▸ GIVEN RECORDS
──────────

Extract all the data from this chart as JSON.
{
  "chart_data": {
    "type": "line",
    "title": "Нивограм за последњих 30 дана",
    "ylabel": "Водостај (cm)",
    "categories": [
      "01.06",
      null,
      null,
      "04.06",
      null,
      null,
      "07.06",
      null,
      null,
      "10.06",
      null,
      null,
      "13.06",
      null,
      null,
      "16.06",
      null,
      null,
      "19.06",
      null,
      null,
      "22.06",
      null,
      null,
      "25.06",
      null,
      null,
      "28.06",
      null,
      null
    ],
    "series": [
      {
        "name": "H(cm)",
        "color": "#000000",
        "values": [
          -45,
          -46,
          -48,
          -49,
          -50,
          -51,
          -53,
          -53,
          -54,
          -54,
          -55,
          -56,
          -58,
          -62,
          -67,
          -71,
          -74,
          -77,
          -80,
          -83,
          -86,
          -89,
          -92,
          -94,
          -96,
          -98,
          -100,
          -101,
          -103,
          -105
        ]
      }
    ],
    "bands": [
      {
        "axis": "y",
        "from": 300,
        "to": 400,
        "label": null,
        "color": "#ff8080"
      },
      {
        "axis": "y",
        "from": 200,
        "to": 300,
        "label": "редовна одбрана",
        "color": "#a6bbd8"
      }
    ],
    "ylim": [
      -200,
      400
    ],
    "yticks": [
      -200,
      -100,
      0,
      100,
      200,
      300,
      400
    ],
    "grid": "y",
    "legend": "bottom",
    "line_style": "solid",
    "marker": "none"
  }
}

──────────

▸ EXERCISE
Repeat the material above exactly.

▸ SOLUTION FOR THIS EXERCISE
Extract all the data from this chart as JSON.
{
  "chart_data": {
    "type": "line",
    "title": "Нивограм за последњих 30 дана",
    "ylabel": "Водостај (cm)",
    "categories": [
      "01.06",
      null,
      null,
      "04.06",
      null,
      null,
      "07.06",
      null,
      null,
      "10.06",
      null,
      null,
      "13.06",
      null,
      null,
      "16.06",
      null,
      null,
      "19.06",
      null,
      null,
      "22.06",
      null,
      null,
      "25.06",
      null,
      null,
      "28.06",
      null,
      null
    ],
    "series": [
      {
        "name": "H(cm)",
        "color": "#000000",
        "values": [
          -45,
          -46,
          -48,
          -49,
          -50,
          -51,
          -53,
          -53,
          -54,
          -54,
          -55,
          -56,
          -58,
          -62,
          -67,
          -71,
          -74,
          -77,
          -80,
          -83,
          -86,
          -89,
          -92,
          -94,
          -96,
          -98,
          -100,
          -101,
          -103,
          -105
        ]
      }
    ],
    "bands": [
      {
        "axis": "y",
        "from": 300,
        "to": 400,
        "label": null,
        "color": "#ff8080"
      },
      {
        "axis": "y",
        "from": 200,
        "to": 300,
        "label": "редовна одбрана",
        "color": "#a6bbd8"
      }
    ],
    "ylim": [
      -200,
      400
    ],
    "yticks": [
      -200,
      -100,
      0,
      100,
      200,
      300,
      400
    ],
    "grid": "y",
    "legend": "bottom",
    "line_style": "solid",
    "marker": "none"
  }
}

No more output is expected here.